▶ _SHORT TASK_
Pull every line of the entries that has the word "大学志愿填报系统".

▶ _Extracted data entries_
=-=-=

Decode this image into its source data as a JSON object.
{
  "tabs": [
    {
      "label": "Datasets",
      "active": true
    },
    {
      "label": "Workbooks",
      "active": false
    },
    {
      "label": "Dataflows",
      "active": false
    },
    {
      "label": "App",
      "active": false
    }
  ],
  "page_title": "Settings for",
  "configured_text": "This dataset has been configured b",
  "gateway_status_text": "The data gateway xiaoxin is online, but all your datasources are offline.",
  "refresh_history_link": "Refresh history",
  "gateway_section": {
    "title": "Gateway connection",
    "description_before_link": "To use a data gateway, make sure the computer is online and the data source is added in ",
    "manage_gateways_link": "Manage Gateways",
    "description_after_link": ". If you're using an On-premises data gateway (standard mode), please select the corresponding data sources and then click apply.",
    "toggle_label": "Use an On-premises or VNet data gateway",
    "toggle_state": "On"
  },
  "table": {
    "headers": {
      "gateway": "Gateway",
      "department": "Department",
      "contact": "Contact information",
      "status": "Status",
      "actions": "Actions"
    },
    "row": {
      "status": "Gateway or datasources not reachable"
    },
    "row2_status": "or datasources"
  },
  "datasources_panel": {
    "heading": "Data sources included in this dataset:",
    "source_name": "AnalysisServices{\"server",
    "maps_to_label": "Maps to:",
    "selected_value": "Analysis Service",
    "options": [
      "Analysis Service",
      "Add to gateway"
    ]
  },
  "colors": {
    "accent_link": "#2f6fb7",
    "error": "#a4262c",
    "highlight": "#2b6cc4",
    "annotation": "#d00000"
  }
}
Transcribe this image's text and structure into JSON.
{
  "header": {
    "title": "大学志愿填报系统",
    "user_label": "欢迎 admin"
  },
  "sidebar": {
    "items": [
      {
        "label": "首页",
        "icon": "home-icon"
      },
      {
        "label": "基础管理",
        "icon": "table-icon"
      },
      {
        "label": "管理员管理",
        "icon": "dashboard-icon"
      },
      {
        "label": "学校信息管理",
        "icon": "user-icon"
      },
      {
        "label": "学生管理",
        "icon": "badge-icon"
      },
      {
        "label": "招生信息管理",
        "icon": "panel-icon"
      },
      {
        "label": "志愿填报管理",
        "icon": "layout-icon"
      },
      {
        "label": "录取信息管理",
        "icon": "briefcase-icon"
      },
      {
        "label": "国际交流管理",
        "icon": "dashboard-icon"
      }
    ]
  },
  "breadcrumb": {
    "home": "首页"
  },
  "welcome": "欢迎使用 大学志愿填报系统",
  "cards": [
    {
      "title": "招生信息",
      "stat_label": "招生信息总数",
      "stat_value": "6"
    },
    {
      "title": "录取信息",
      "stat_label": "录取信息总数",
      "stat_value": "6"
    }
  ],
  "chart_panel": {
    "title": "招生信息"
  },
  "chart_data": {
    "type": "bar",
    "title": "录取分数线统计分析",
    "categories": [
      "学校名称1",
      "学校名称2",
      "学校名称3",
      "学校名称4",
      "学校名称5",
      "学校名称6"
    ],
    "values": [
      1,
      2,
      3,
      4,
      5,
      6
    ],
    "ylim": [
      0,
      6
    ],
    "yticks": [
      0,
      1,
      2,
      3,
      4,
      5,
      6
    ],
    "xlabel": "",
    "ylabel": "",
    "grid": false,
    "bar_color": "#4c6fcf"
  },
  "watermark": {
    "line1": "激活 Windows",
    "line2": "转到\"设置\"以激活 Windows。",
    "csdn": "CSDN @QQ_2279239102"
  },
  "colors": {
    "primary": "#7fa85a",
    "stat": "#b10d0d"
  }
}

=-=-=

▶ _EXERCISE ANSWER_
    "title": "大学志愿填报系统",
  "welcome": "欢迎使用 大学志愿填报系统",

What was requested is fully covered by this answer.